The chart below shows how these groups soared well above more pedestrian fellows during 1999 and 2000.

Consumer Support: This group (120 stocks) includes many very large consumer-related companies.  Some of the better known names are:

Abbot Labs Heinz Bristol Myers Squibb Merck Johnson & Johnson
Schering Plough Pfizer McDonald’s Amer. Intl. Group Glaxo Smith Kline
Walgreen McCormick & Co Baxter Intl Coors Alberto Culver
Pepsico Avon Products Colgate Palmolive Stryker Procter Gamble
Clorox Gillette Coca Cola Archer Daniel Midlands Gen’l Dynamics
Verizon Bell South Comcast Electronic Data Sys Honeywell
Winn Dixie Safeway Textron Delta Air Lines Southwest Airlines
Ford Motor United Technologies Dow Jones New York Times WalMart Stores


It is interesting that General Motors is not here, but in a more diffuse cluster of stocks (not shown) that includes many ADR’s and companies with global interests. Note also that telephone companies in the larger sense are consumer companies, not technology companies, even though they have shared financial problems with some technology firms in the last couple of years.

Stated problem A
Translate the following sentence from the passage on stock groups into Spanish: "Note also that telephone companies in the larger sense are consumer companies, not technology companies, even though they have shared financial problems with some technology firms in the last couple of years."
Stated problem B
Reproduce, without alteration, everything in the passage on stock groups from "Abbot Labs Heinz" down to "couple of years.".

Data extract
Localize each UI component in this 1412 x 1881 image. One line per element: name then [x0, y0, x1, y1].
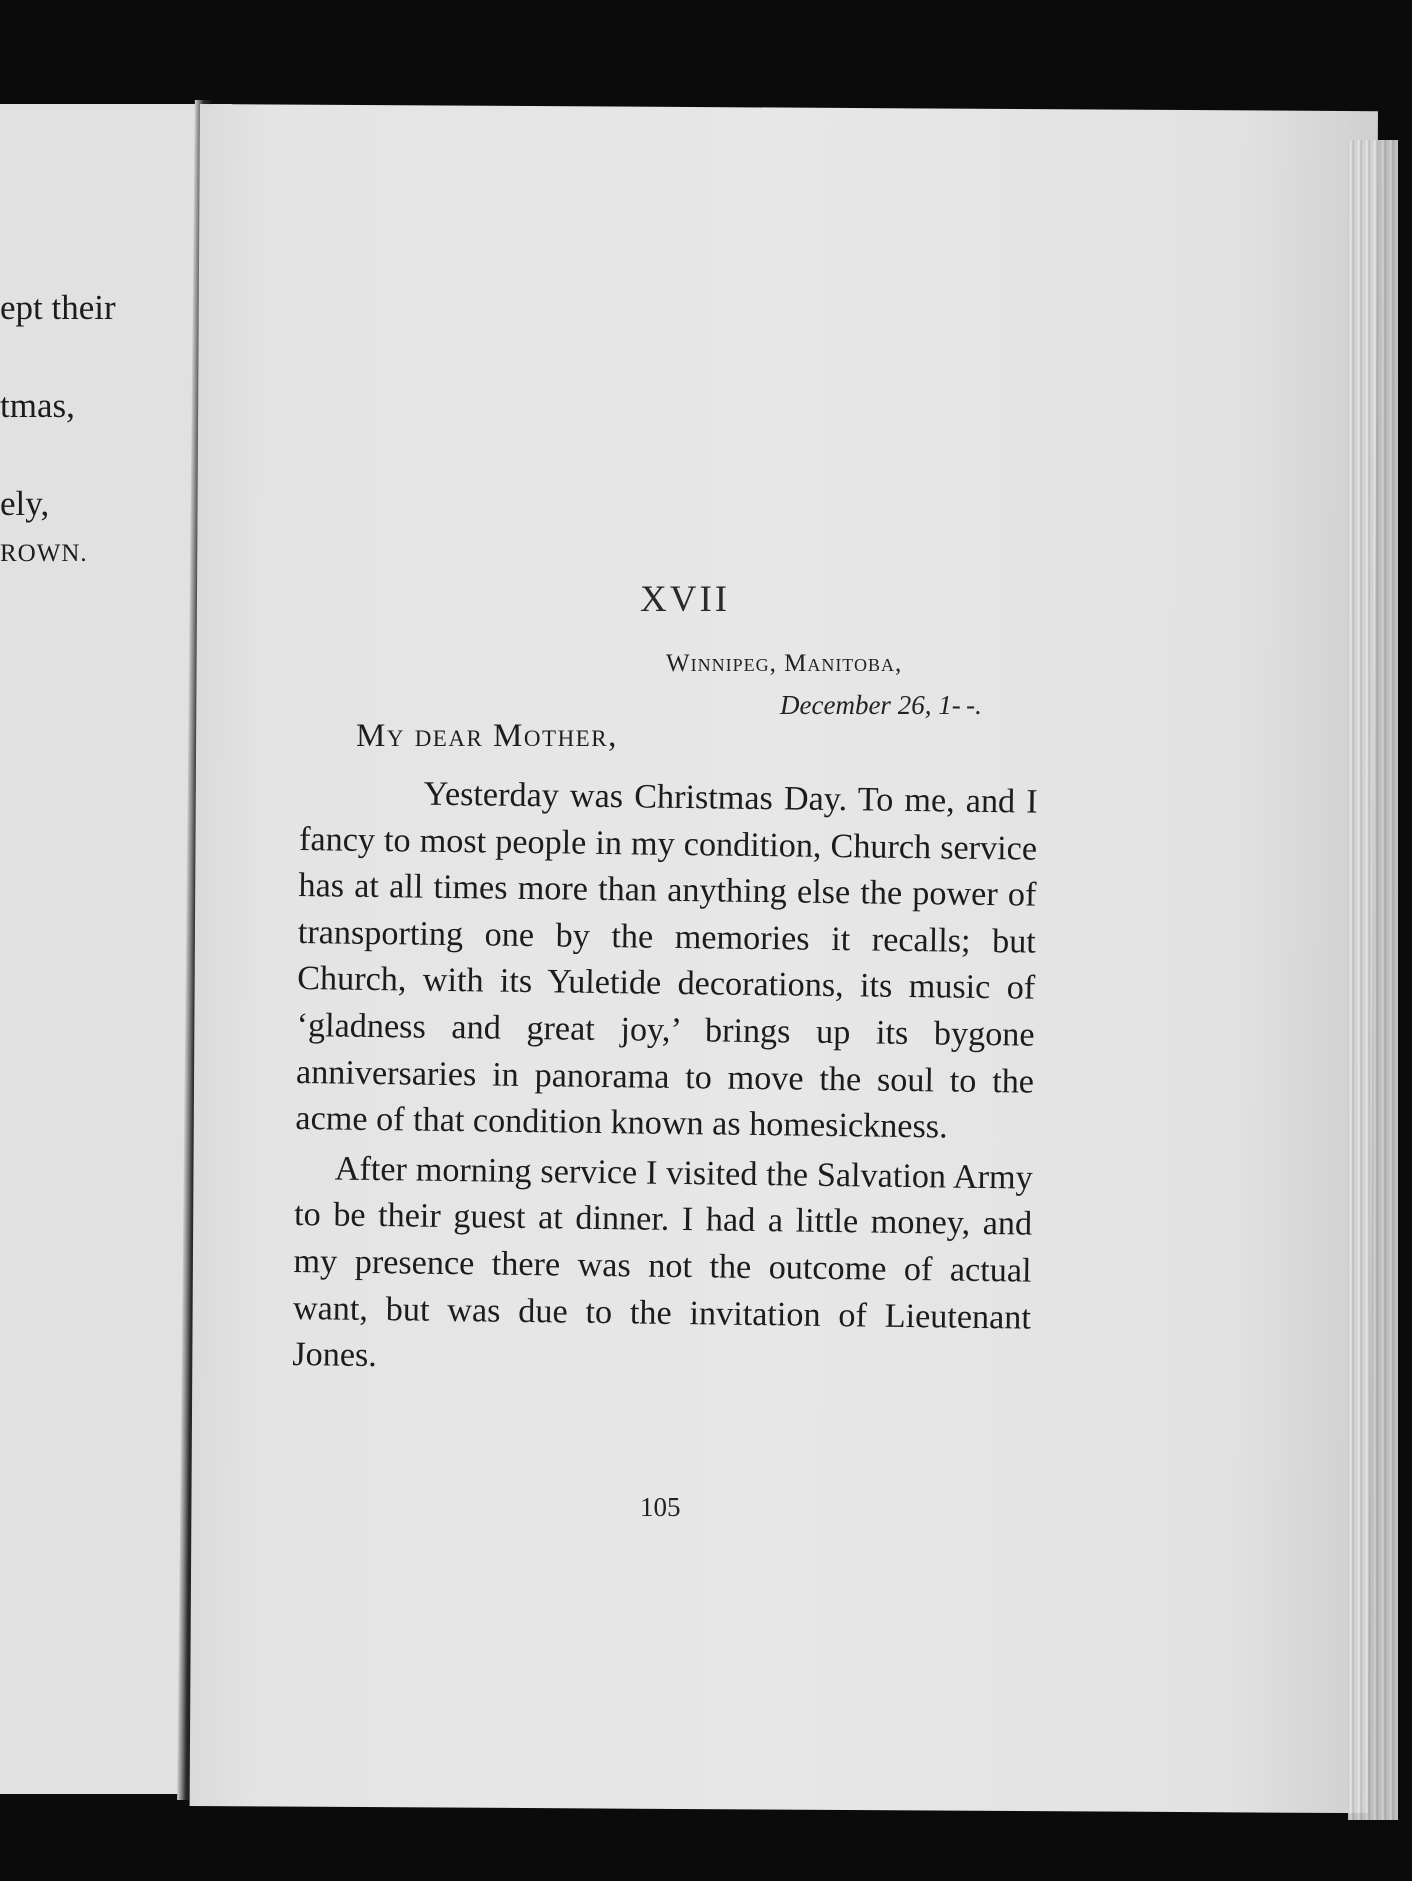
- previous-page-signature: ROWN.: [0, 540, 88, 567]
- previous-page-line: ely,: [0, 484, 50, 523]
- dateline-date: December 26, 1- -.: [780, 690, 982, 720]
- page-edges: [1348, 140, 1398, 1820]
- letter-salutation: My dear Mother,: [356, 718, 618, 754]
- previous-page-line: ept their: [0, 288, 116, 327]
- body-paragraph: Yesterday was Christmas Day. To me, and I fancy to most people in my condition, Church service has at all times more than anything else the power of transporting one by the memories it recalls; but Church, with its Yuletide decorations, its music of ‘gladness and great joy,’ brings up its bygone anniversaries in panorama to move the soul to the acme of that condition known as homesickness.: [295, 775, 1038, 1146]
- letter-body: [292, 770, 1038, 1388]
- dateline-place: Winnipeg, Manitoba,: [666, 650, 903, 677]
- body-paragraph: After morning service I visited the Salvation Army to be their guest at dinner. I had a little money, and my presence there was not the outcome of actual want, but was due to the invitation of Lieutenant Jones.: [292, 1150, 1033, 1375]
- page-number: 105: [640, 1492, 681, 1522]
- previous-page-line: tmas,: [0, 386, 75, 425]
- chapter-number: XVII: [640, 579, 731, 620]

Correct answer A
Obsérvese también que las compañías telefónicas, en un sentido amplio, son empresas de consumo y no empresas tecnológicas, aunque hayan compartido problemas financieros con algunas firmas tecnológicas en los últimos dos años.

Correct answer B
Abbot Labs Heinz Bristol Myers Squibb Merck Johnson & Johnson
Schering Plough Pfizer McDonald’s Amer. Intl. Group Glaxo Smith Kline
Walgreen McCormick & Co Baxter Intl Coors Alberto Culver
Pepsico Avon Products Colgate Palmolive Stryker Procter Gamble
Clorox Gillette Coca Cola Archer Daniel Midlands Gen’l Dynamics
Verizon Bell South Comcast Electronic Data Sys Honeywell
Winn Dixie Safeway Textron Delta Air Lines Southwest Airlines
Ford Motor United Technologies Dow Jones New York Times WalMart Stores


It is interesting that General Motors is not here, but in a more diffuse cluster of stocks (not shown) that includes many ADR’s and companies with global interests. Note also that telephone companies in the larger sense are consumer companies, not technology companies, even though they have shared financial problems with some technology firms in the last couple of years.